▽

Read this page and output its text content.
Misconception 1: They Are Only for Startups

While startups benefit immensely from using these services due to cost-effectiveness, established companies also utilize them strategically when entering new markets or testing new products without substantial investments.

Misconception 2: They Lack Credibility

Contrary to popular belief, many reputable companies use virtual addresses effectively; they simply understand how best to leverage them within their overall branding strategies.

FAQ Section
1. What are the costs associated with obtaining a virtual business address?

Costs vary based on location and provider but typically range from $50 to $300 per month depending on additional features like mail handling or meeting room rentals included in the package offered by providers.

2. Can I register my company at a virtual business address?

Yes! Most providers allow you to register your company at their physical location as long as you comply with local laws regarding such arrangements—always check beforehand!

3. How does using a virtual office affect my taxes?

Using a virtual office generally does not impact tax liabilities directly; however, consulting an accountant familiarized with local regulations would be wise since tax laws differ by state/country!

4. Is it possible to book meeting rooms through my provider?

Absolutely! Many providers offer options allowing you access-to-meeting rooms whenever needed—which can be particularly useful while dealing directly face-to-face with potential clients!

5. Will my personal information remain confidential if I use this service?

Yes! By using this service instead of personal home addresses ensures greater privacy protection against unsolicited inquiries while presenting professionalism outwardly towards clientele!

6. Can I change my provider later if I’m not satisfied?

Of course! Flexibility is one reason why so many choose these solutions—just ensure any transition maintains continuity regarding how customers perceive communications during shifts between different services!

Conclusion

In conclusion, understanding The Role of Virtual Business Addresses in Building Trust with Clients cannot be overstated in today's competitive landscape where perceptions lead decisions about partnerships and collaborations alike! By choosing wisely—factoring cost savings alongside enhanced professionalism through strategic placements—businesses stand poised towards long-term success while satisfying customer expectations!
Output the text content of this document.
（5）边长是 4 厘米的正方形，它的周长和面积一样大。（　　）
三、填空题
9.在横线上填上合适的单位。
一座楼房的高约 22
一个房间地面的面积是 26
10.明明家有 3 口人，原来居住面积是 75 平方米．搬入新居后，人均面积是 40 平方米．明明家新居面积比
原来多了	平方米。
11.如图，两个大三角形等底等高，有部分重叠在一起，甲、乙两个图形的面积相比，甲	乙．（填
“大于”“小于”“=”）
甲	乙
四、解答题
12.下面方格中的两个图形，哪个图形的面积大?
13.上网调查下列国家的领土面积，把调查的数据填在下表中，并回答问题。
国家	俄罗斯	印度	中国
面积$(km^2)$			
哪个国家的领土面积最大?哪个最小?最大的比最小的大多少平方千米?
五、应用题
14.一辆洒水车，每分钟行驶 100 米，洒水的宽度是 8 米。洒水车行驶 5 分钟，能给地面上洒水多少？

△

Goal:
Produce an exact copy of the whole listing.

Written response:
Read this page and output its text content.
Misconception 1: They Are Only for Startups

While startups benefit immensely from using these services due to cost-effectiveness, established companies also utilize them strategically when entering new markets or testing new products without substantial investments.

Misconception 2: They Lack Credibility

Contrary to popular belief, many reputable companies use virtual addresses effectively; they simply understand how best to leverage them within their overall branding strategies.

FAQ Section
1. What are the costs associated with obtaining a virtual business address?

Costs vary based on location and provider but typically range from $50 to $300 per month depending on additional features like mail handling or meeting room rentals included in the package offered by providers.

2. Can I register my company at a virtual business address?

Yes! Most providers allow you to register your company at their physical location as long as you comply with local laws regarding such arrangements—always check beforehand!

3. How does using a virtual office affect my taxes?

Using a virtual office generally does not impact tax liabilities directly; however, consulting an accountant familiarized with local regulations would be wise since tax laws differ by state/country!

4. Is it possible to book meeting rooms through my provider?

Absolutely! Many providers offer options allowing you access-to-meeting rooms whenever needed—which can be particularly useful while dealing directly face-to-face with potential clients!

5. Will my personal information remain confidential if I use this service?

Yes! By using this service instead of personal home addresses ensures greater privacy protection against unsolicited inquiries while presenting professionalism outwardly towards clientele!

6. Can I change my provider later if I’m not satisfied?

Of course! Flexibility is one reason why so many choose these solutions—just ensure any transition maintains continuity regarding how customers perceive communications during shifts between different services!

Conclusion

In conclusion, understanding The Role of Virtual Business Addresses in Building Trust with Clients cannot be overstated in today's competitive landscape where perceptions lead decisions about partnerships and collaborations alike! By choosing wisely—factoring cost savings alongside enhanced professionalism through strategic placements—businesses stand poised towards long-term success while satisfying customer expectations!
Output the text content of this document.
（5）边长是 4 厘米的正方形，它的周长和面积一样大。（　　）
三、填空题
9.在横线上填上合适的单位。
一座楼房的高约 22
一个房间地面的面积是 26
10.明明家有 3 口人，原来居住面积是 75 平方米．搬入新居后，人均面积是 40 平方米．明明家新居面积比
原来多了	平方米。
11.如图，两个大三角形等底等高，有部分重叠在一起，甲、乙两个图形的面积相比，甲	乙．（填
“大于”“小于”“=”）
甲	乙
四、解答题
12.下面方格中的两个图形，哪个图形的面积大?
13.上网调查下列国家的领土面积，把调查的数据填在下表中，并回答问题。
国家	俄罗斯	印度	中国
面积$(km^2)$			
哪个国家的领土面积最大?哪个最小?最大的比最小的大多少平方千米?
五、应用题
14.一辆洒水车，每分钟行驶 100 米，洒水的宽度是 8 米。洒水车行驶 5 分钟，能给地面上洒水多少？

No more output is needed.